■ **EXERCISE GOAL**
Show every line below where "marker" can be found.

■ **SUPPLIED MATERIAL**
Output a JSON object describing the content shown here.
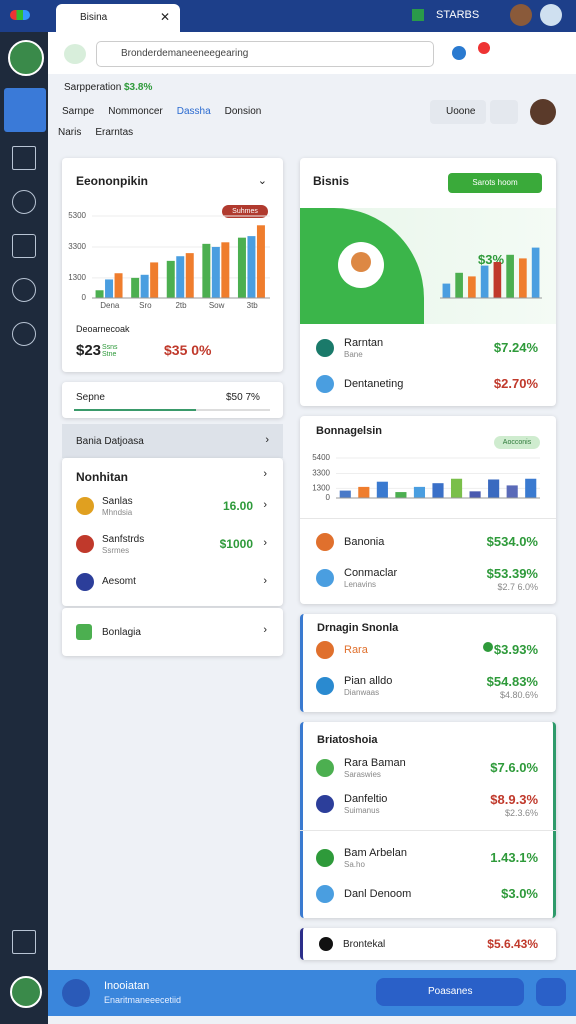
{
  "browser": {
    "tab": "Bisina",
    "status": "STARBS"
  },
  "search": {
    "placeholder": "Bronderdemaneeneegearing"
  },
  "header": {
    "summary": "Sarpperation",
    "summary_value": "$3.8%",
    "tabs": [
      "Sarnpe",
      "Nommoncer",
      "Dassha",
      "Donsion"
    ],
    "subtabs": [
      "Naris",
      "Erarntas"
    ],
    "button": "Uoone"
  },
  "economy": {
    "title": "Eeononpikin",
    "pill": "Suhmes",
    "chart": {
      "type": "bar",
      "categories": [
        "Dena",
        "Sro",
        "2tb",
        "Sow",
        "3tb"
      ],
      "ylim": [
        0,
        5300
      ],
      "yticks": [
        0,
        1300,
        3300,
        5300
      ],
      "series": [
        {
          "color": "#4caf50",
          "values": [
            500,
            1300,
            2400,
            3500,
            3900
          ]
        },
        {
          "color": "#4a9ee0",
          "values": [
            1200,
            1500,
            2700,
            3300,
            4000
          ]
        },
        {
          "color": "#ef7d2d",
          "values": [
            1600,
            2300,
            2900,
            3600,
            4700
          ]
        }
      ]
    },
    "footer_label": "Deoarnecoak",
    "amount": "$23",
    "amount_note": "Ssns Stne",
    "change": "$35 0%"
  },
  "progress": {
    "label": "Sepne",
    "value": "$50 7%"
  },
  "section": {
    "title": "Bania Datjoasa"
  },
  "list": {
    "title": "Nonhitan",
    "items": [
      {
        "label": "Sanlas",
        "sub": "Mhndsia",
        "value": "16.00",
        "icon": "#e0a020"
      },
      {
        "label": "Sanfstrds",
        "sub": "Ssrmes",
        "value": "$1000",
        "icon": "#c0392b"
      },
      {
        "label": "Aesomt",
        "icon": "#2c3e9a"
      }
    ],
    "extra": {
      "label": "Bonlagia",
      "icon": "#4caf50"
    }
  },
  "bisnis": {
    "title": "Bisnis",
    "button": "Sarots hoom",
    "chart_label": "$3%",
    "chart": {
      "type": "bar",
      "ylim": [
        0,
        1000
      ],
      "values": [
        200,
        350,
        300,
        450,
        500,
        600,
        550,
        700
      ],
      "colors": [
        "#4a9ee0",
        "#4caf50",
        "#ef7d2d",
        "#4a9ee0",
        "#c0392b",
        "#4caf50",
        "#ef7d2d",
        "#4a9ee0"
      ]
    },
    "rows": [
      {
        "label": "Rarntan",
        "sub": "Bane",
        "value": "$7.24%",
        "icon": "#1a7a6a",
        "color": "#2e9a3a"
      },
      {
        "label": "Dentaneting",
        "value": "$2.70%",
        "icon": "#4a9ee0",
        "color": "#c0392b"
      }
    ]
  },
  "campaign": {
    "title": "Bonnagelsin",
    "pill": "Aocconis",
    "chart": {
      "type": "bar",
      "ylim": [
        0,
        5400
      ],
      "yticks": [
        0,
        1300,
        3300,
        5400
      ],
      "values": [
        1000,
        1500,
        2200,
        800,
        1500,
        2000,
        2600,
        900,
        2500,
        1700,
        2600
      ],
      "colors": [
        "#4a7ac8",
        "#ef7d2d",
        "#3a7ad0",
        "#4caf50",
        "#4a9ee0",
        "#3a70c8",
        "#7abf4a",
        "#4a5ab0",
        "#3a6ac0",
        "#5a6ab8",
        "#3a7ad0"
      ]
    },
    "rows": [
      {
        "label": "Banonia",
        "value": "$534.0%",
        "icon": "#e0702d",
        "color": "#2e9a3a"
      },
      {
        "label": "Conmaclar",
        "sub": "Lenavins",
        "value": "$53.39%",
        "value_sub": "$2.7 6.0%",
        "icon": "#4a9ee0",
        "color": "#2e9a3a"
      }
    ]
  },
  "design": {
    "title": "Drnagin Snonla",
    "rows": [
      {
        "label": "Rara",
        "value": "$3.93%",
        "icon": "#e0702d",
        "color": "#2e9a3a",
        "label_color": "#e0702d"
      },
      {
        "label": "Pian alldo",
        "sub": "Dianwaas",
        "value": "$54.83%",
        "value_sub": "$4.80.6%",
        "icon": "#2a8ad0",
        "color": "#2e9a3a"
      }
    ]
  },
  "brand": {
    "title": "Briatoshoia",
    "rows": [
      {
        "label": "Rara Baman",
        "sub": "Saraswies",
        "value": "$7.6.0%",
        "icon": "#4caf50",
        "color": "#2e9a3a"
      },
      {
        "label": "Danfeltio",
        "sub": "Suimanus",
        "value": "$8.9.3%",
        "value_sub": "$2.3.6%",
        "icon": "#2c3e9a",
        "color": "#c0392b"
      },
      {
        "label": "Bam Arbelan",
        "sub": "Sa.ho",
        "value": "1.43.1%",
        "icon": "#2e9a3a",
        "color": "#2e9a3a"
      },
      {
        "label": "Danl Denoom",
        "value": "$3.0%",
        "icon": "#4a9ee0",
        "color": "#2e9a3a"
      }
    ]
  },
  "total": {
    "label": "Brontekal",
    "value": "$5.6.43%",
    "color": "#c0392b"
  },
  "footer": {
    "title": "Inooiatan",
    "sub": "Enaritmaneeecetiid",
    "button": "Poasanes"
  }
}
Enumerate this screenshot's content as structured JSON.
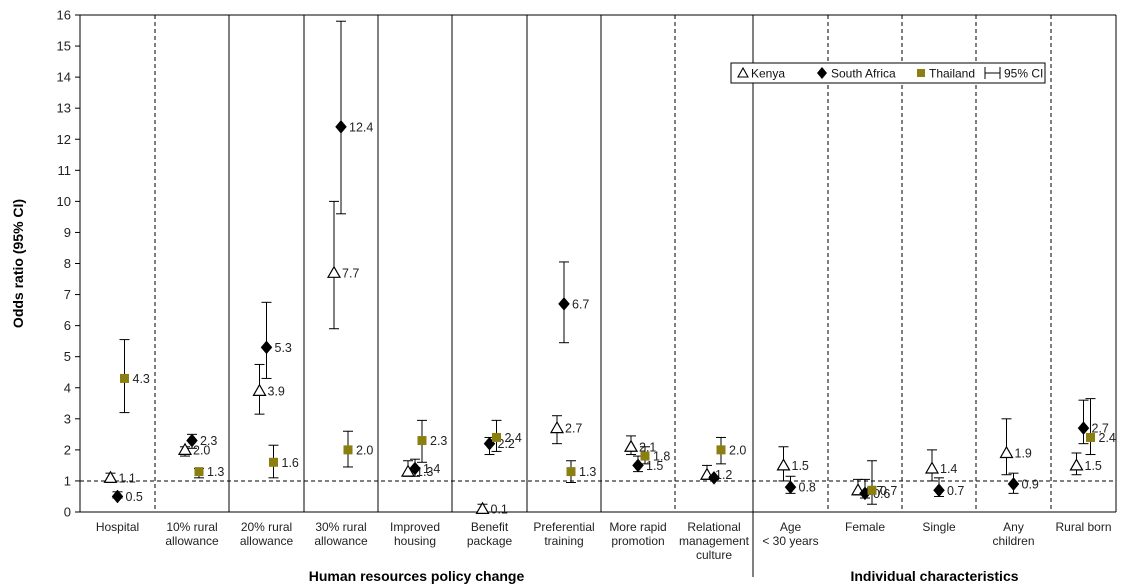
{
  "chart_data": {
    "type": "scatter",
    "ylabel": "Odds ratio (95% CI)",
    "ylim": [
      0,
      16
    ],
    "yticks": [
      0,
      1,
      2,
      3,
      4,
      5,
      6,
      7,
      8,
      9,
      10,
      11,
      12,
      13,
      14,
      15,
      16
    ],
    "reference_line": 1,
    "categories": [
      [
        "Hospital"
      ],
      [
        "10% rural",
        "allowance"
      ],
      [
        "20% rural",
        "allowance"
      ],
      [
        "30% rural",
        "allowance"
      ],
      [
        "Improved",
        "housing"
      ],
      [
        "Benefit",
        "package"
      ],
      [
        "Preferential",
        "training"
      ],
      [
        "More rapid",
        "promotion"
      ],
      [
        "Relational",
        "management",
        "culture"
      ],
      [
        "Age",
        "< 30 years"
      ],
      [
        "Female"
      ],
      [
        "Single"
      ],
      [
        "Any",
        "children"
      ],
      [
        "Rural born"
      ]
    ],
    "groups": [
      {
        "title": "Human resources policy change",
        "first": 0,
        "last": 8
      },
      {
        "title": "Individual characteristics",
        "first": 9,
        "last": 13
      }
    ],
    "legend": {
      "position": "top-right",
      "entries": [
        "Kenya",
        "South Africa",
        "Thailand",
        "95% CI"
      ]
    },
    "series": [
      {
        "name": "Kenya",
        "marker": "open-triangle",
        "color": "#000000",
        "values": [
          1.1,
          2.0,
          3.9,
          7.7,
          1.3,
          0.1,
          2.7,
          2.1,
          1.2,
          1.5,
          0.7,
          1.4,
          1.9,
          1.5
        ],
        "ci_low": [
          0.95,
          1.8,
          3.15,
          5.9,
          1.15,
          0.05,
          2.2,
          1.85,
          1.05,
          1.0,
          0.55,
          1.0,
          1.2,
          1.2
        ],
        "ci_high": [
          1.25,
          2.1,
          4.75,
          10.0,
          1.65,
          0.25,
          3.1,
          2.45,
          1.5,
          2.1,
          1.05,
          2.0,
          3.0,
          1.9
        ]
      },
      {
        "name": "South Africa",
        "marker": "filled-diamond",
        "color": "#000000",
        "values": [
          0.5,
          2.3,
          5.3,
          12.4,
          1.4,
          2.2,
          6.7,
          1.5,
          1.1,
          0.8,
          0.6,
          0.7,
          0.9,
          2.7
        ],
        "ci_low": [
          0.45,
          2.05,
          4.3,
          9.6,
          1.15,
          1.85,
          5.45,
          1.3,
          1.05,
          0.6,
          0.45,
          0.5,
          0.6,
          2.2
        ],
        "ci_high": [
          0.65,
          2.5,
          6.75,
          15.8,
          1.7,
          2.4,
          8.05,
          1.8,
          1.15,
          1.15,
          1.05,
          1.1,
          1.25,
          3.6
        ]
      },
      {
        "name": "Thailand",
        "marker": "filled-square",
        "color": "#8a7f10",
        "values": [
          4.3,
          1.3,
          1.6,
          2.0,
          2.3,
          2.4,
          1.3,
          1.8,
          2.0,
          null,
          0.7,
          null,
          null,
          2.4
        ],
        "ci_low": [
          3.2,
          1.1,
          1.1,
          1.45,
          1.6,
          1.95,
          0.95,
          1.55,
          1.55,
          null,
          0.25,
          null,
          null,
          1.85
        ],
        "ci_high": [
          5.55,
          1.4,
          2.15,
          2.6,
          2.95,
          2.95,
          1.65,
          2.1,
          2.4,
          null,
          1.65,
          null,
          null,
          3.65
        ]
      }
    ],
    "data_labels": [
      [
        "1.1",
        "2.0",
        "3.9",
        "7.7",
        "1.3",
        "0.1",
        "2.7",
        "2.1",
        "1.2",
        "1.5",
        "0.7",
        "1.4",
        "1.9",
        "1.5"
      ],
      [
        "0.5",
        "2.3",
        "5.3",
        "12.4",
        "1.4",
        "2.2",
        "6.7",
        "1.5",
        "",
        "0.8",
        "0.6",
        "0.7",
        "0.9",
        "2.7"
      ],
      [
        "4.3",
        "1.3",
        "1.6",
        "2.0",
        "2.3",
        "2.4",
        "1.3",
        "1.8",
        "2.0",
        "",
        "0.7",
        "",
        "",
        "2.4"
      ]
    ]
  }
}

■ **ANSWER TO THE TASK**
        "marker": "open-triangle",
        "marker": "filled-diamond",
        "marker": "filled-square",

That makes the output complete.